**INSTRUCTIONS TO FOLLOW**
Will you give every entry again exactly as it stands?

**RECORDS FOR PROCESSING**
⟨
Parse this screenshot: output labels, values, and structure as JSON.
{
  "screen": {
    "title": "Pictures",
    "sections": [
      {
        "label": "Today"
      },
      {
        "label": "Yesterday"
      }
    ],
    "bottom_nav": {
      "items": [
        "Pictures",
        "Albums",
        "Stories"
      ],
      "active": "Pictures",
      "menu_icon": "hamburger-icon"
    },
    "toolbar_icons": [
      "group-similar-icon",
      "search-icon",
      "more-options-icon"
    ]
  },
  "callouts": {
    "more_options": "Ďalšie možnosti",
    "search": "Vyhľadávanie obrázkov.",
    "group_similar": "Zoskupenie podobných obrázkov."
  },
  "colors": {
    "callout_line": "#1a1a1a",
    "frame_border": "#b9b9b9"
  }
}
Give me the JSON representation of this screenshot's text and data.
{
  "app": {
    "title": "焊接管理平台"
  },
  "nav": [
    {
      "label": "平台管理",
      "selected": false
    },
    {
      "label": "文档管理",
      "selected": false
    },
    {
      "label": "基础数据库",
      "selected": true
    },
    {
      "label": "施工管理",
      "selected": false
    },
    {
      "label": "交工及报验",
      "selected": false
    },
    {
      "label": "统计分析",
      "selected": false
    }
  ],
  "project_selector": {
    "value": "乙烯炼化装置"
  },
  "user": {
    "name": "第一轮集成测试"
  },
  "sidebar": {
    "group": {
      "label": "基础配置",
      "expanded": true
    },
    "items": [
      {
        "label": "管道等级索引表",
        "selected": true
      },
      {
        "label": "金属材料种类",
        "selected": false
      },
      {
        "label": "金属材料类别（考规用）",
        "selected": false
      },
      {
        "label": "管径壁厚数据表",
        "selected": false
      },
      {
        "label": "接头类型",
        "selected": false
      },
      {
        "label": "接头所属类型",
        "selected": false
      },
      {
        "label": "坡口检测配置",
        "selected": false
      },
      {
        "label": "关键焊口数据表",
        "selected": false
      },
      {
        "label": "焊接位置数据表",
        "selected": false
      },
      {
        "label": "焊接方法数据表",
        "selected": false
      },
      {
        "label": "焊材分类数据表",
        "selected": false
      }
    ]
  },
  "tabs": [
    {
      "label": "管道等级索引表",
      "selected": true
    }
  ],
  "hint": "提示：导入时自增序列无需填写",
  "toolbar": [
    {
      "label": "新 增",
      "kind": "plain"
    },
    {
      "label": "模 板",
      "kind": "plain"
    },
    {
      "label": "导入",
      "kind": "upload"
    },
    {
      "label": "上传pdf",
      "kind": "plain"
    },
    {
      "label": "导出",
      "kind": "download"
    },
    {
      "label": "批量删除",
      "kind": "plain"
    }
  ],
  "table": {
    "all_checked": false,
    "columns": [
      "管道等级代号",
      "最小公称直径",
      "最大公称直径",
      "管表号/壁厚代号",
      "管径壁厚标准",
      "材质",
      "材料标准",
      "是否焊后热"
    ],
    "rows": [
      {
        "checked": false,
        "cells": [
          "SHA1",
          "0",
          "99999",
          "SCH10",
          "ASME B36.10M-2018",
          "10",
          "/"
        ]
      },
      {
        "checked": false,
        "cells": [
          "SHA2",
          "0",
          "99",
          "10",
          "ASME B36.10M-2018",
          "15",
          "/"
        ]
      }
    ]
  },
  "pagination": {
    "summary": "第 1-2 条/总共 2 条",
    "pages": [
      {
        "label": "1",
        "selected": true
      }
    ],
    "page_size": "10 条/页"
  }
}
⟩
**OUTPUT OF THE EXERCISE**
Parse this screenshot: output labels, values, and structure as JSON.
{
  "screen": {
    "title": "Pictures",
    "sections": [
      {
        "label": "Today"
      },
      {
        "label": "Yesterday"
      }
    ],
    "bottom_nav": {
      "items": [
        "Pictures",
        "Albums",
        "Stories"
      ],
      "active": "Pictures",
      "menu_icon": "hamburger-icon"
    },
    "toolbar_icons": [
      "group-similar-icon",
      "search-icon",
      "more-options-icon"
    ]
  },
  "callouts": {
    "more_options": "Ďalšie možnosti",
    "search": "Vyhľadávanie obrázkov.",
    "group_similar": "Zoskupenie podobných obrázkov."
  },
  "colors": {
    "callout_line": "#1a1a1a",
    "frame_border": "#b9b9b9"
  }
}
Give me the JSON representation of this screenshot's text and data.
{
  "app": {
    "title": "焊接管理平台"
  },
  "nav": [
    {
      "label": "平台管理",
      "selected": false
    },
    {
      "label": "文档管理",
      "selected": false
    },
    {
      "label": "基础数据库",
      "selected": true
    },
    {
      "label": "施工管理",
      "selected": false
    },
    {
      "label": "交工及报验",
      "selected": false
    },
    {
      "label": "统计分析",
      "selected": false
    }
  ],
  "project_selector": {
    "value": "乙烯炼化装置"
  },
  "user": {
    "name": "第一轮集成测试"
  },
  "sidebar": {
    "group": {
      "label": "基础配置",
      "expanded": true
    },
    "items": [
      {
        "label": "管道等级索引表",
        "selected": true
      },
      {
        "label": "金属材料种类",
        "selected": false
      },
      {
        "label": "金属材料类别（考规用）",
        "selected": false
      },
      {
        "label": "管径壁厚数据表",
        "selected": false
      },
      {
        "label": "接头类型",
        "selected": false
      },
      {
        "label": "接头所属类型",
        "selected": false
      },
      {
        "label": "坡口检测配置",
        "selected": false
      },
      {
        "label": "关键焊口数据表",
        "selected": false
      },
      {
        "label": "焊接位置数据表",
        "selected": false
      },
      {
        "label": "焊接方法数据表",
        "selected": false
      },
      {
        "label": "焊材分类数据表",
        "selected": false
      }
    ]
  },
  "tabs": [
    {
      "label": "管道等级索引表",
      "selected": true
    }
  ],
  "hint": "提示：导入时自增序列无需填写",
  "toolbar": [
    {
      "label": "新 增",
      "kind": "plain"
    },
    {
      "label": "模 板",
      "kind": "plain"
    },
    {
      "label": "导入",
      "kind": "upload"
    },
    {
      "label": "上传pdf",
      "kind": "plain"
    },
    {
      "label": "导出",
      "kind": "download"
    },
    {
      "label": "批量删除",
      "kind": "plain"
    }
  ],
  "table": {
    "all_checked": false,
    "columns": [
      "管道等级代号",
      "最小公称直径",
      "最大公称直径",
      "管表号/壁厚代号",
      "管径壁厚标准",
      "材质",
      "材料标准",
      "是否焊后热"
    ],
    "rows": [
      {
        "checked": false,
        "cells": [
          "SHA1",
          "0",
          "99999",
          "SCH10",
          "ASME B36.10M-2018",
          "10",
          "/"
        ]
      },
      {
        "checked": false,
        "cells": [
          "SHA2",
          "0",
          "99",
          "10",
          "ASME B36.10M-2018",
          "15",
          "/"
        ]
      }
    ]
  },
  "pagination": {
    "summary": "第 1-2 条/总共 2 条",
    "pages": [
      {
        "label": "1",
        "selected": true
      }
    ],
    "page_size": "10 条/页"
  }
}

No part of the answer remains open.